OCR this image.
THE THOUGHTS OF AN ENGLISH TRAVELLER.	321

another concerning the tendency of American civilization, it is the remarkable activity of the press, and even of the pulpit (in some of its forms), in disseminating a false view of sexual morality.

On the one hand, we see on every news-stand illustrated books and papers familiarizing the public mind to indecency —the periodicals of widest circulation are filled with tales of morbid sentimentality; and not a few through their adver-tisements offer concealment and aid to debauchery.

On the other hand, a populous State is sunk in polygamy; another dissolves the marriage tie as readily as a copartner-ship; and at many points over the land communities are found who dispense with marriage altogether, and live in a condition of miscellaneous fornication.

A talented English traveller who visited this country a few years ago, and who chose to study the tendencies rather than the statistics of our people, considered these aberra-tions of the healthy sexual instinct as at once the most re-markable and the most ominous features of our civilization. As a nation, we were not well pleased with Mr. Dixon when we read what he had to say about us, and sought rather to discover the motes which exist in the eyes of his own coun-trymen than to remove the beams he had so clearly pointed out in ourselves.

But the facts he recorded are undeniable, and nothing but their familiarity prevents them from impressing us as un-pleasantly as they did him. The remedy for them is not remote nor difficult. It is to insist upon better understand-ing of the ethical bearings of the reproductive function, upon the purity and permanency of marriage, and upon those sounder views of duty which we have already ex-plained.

::::::

• _What you have to do_
Scan the material above for the string "marriage" and report each line where you find it.

• _Solved exercise_
On the other hand, a populous State is sunk in polygamy; another dissolves the marriage tie as readily as a copartner-ship; and at many points over the land communities are found who dispense with marriage altogether, and live in a condition of miscellaneous fornication.
But the facts he recorded are undeniable, and nothing but their familiarity prevents them from impressing us as un-pleasantly as they did him. The remedy for them is not remote nor difficult. It is to insist upon better understand-ing of the ethical bearings of the reproductive function, upon the purity and permanency of marriage, and upon those sounder views of duty which we have already ex-plained.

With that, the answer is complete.